> **Do this**
Every record should be repeated exactly, except that pictures are left out.

Figure record extracts
────────────────────────────────────────
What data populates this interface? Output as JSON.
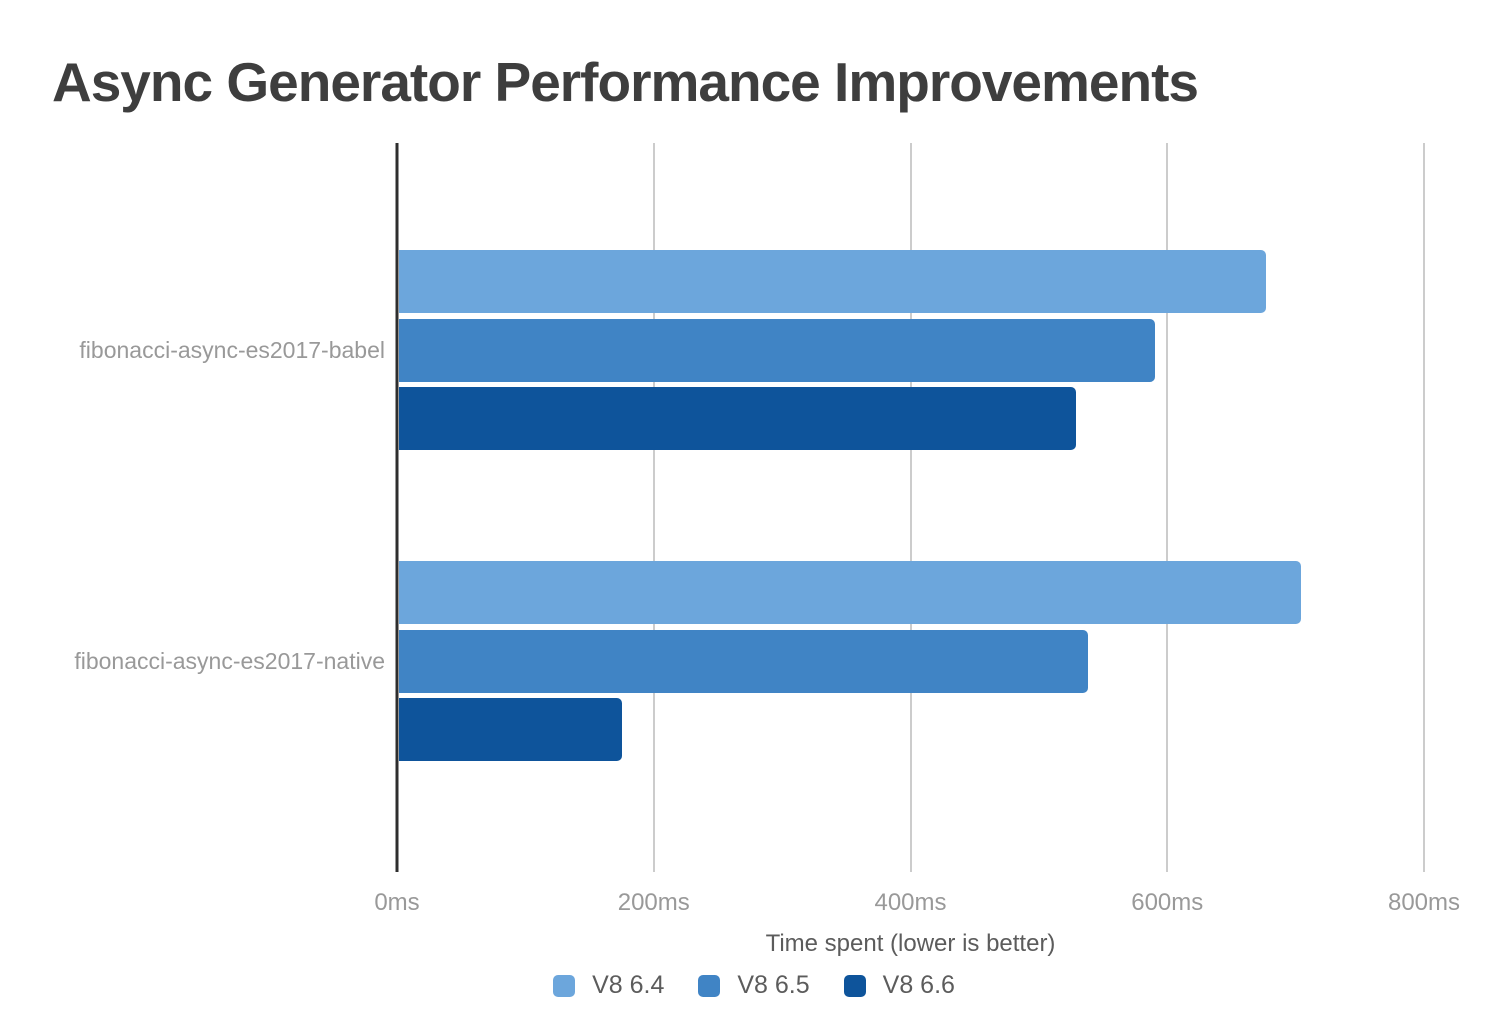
{
  "page": {
    "background": "#ffffff"
  },
  "chart_data": {
    "type": "bar",
    "orientation": "horizontal",
    "title": "Async Generator Performance Improvements",
    "xlabel": "Time spent (lower is better)",
    "categories": [
      "fibonacci-async-es2017-babel",
      "fibonacci-async-es2017-native"
    ],
    "series": [
      {
        "name": "V8 6.4",
        "color": "#6ca6dc",
        "values": [
          675,
          703
        ]
      },
      {
        "name": "V8 6.5",
        "color": "#4084c5",
        "values": [
          589,
          537
        ]
      },
      {
        "name": "V8 6.6",
        "color": "#0e549b",
        "values": [
          527,
          174
        ]
      }
    ],
    "values_unit": "ms",
    "xlim": [
      0,
      800
    ],
    "x_ticks": [
      {
        "value": 0,
        "label": "0ms"
      },
      {
        "value": 200,
        "label": "200ms"
      },
      {
        "value": 400,
        "label": "400ms"
      },
      {
        "value": 600,
        "label": "600ms"
      },
      {
        "value": 800,
        "label": "800ms"
      }
    ],
    "grid": true,
    "legend_position": "bottom"
  },
  "colors": {
    "title": "#3e3e3e",
    "axis_line": "#2e2e2e",
    "gridline": "#cccccc",
    "tick_label": "#999999",
    "category_label": "#999999",
    "axis_title": "#5c5c5c",
    "legend_label": "#5c5c5c"
  }
}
────────────────────────────────────────
> **Problem solution**
What data populates this interface? Output as JSON.
{
  "page": {
    "background": "#ffffff"
  },
  "chart_data": {
    "type": "bar",
    "orientation": "horizontal",
    "title": "Async Generator Performance Improvements",
    "xlabel": "Time spent (lower is better)",
    "categories": [
      "fibonacci-async-es2017-babel",
      "fibonacci-async-es2017-native"
    ],
    "series": [
      {
        "name": "V8 6.4",
        "color": "#6ca6dc",
        "values": [
          675,
          703
        ]
      },
      {
        "name": "V8 6.5",
        "color": "#4084c5",
        "values": [
          589,
          537
        ]
      },
      {
        "name": "V8 6.6",
        "color": "#0e549b",
        "values": [
          527,
          174
        ]
      }
    ],
    "values_unit": "ms",
    "xlim": [
      0,
      800
    ],
    "x_ticks": [
      {
        "value": 0,
        "label": "0ms"
      },
      {
        "value": 200,
        "label": "200ms"
      },
      {
        "value": 400,
        "label": "400ms"
      },
      {
        "value": 600,
        "label": "600ms"
      },
      {
        "value": 800,
        "label": "800ms"
      }
    ],
    "grid": true,
    "legend_position": "bottom"
  },
  "colors": {
    "title": "#3e3e3e",
    "axis_line": "#2e2e2e",
    "gridline": "#cccccc",
    "tick_label": "#999999",
    "category_label": "#999999",
    "axis_title": "#5c5c5c",
    "legend_label": "#5c5c5c"
  }
}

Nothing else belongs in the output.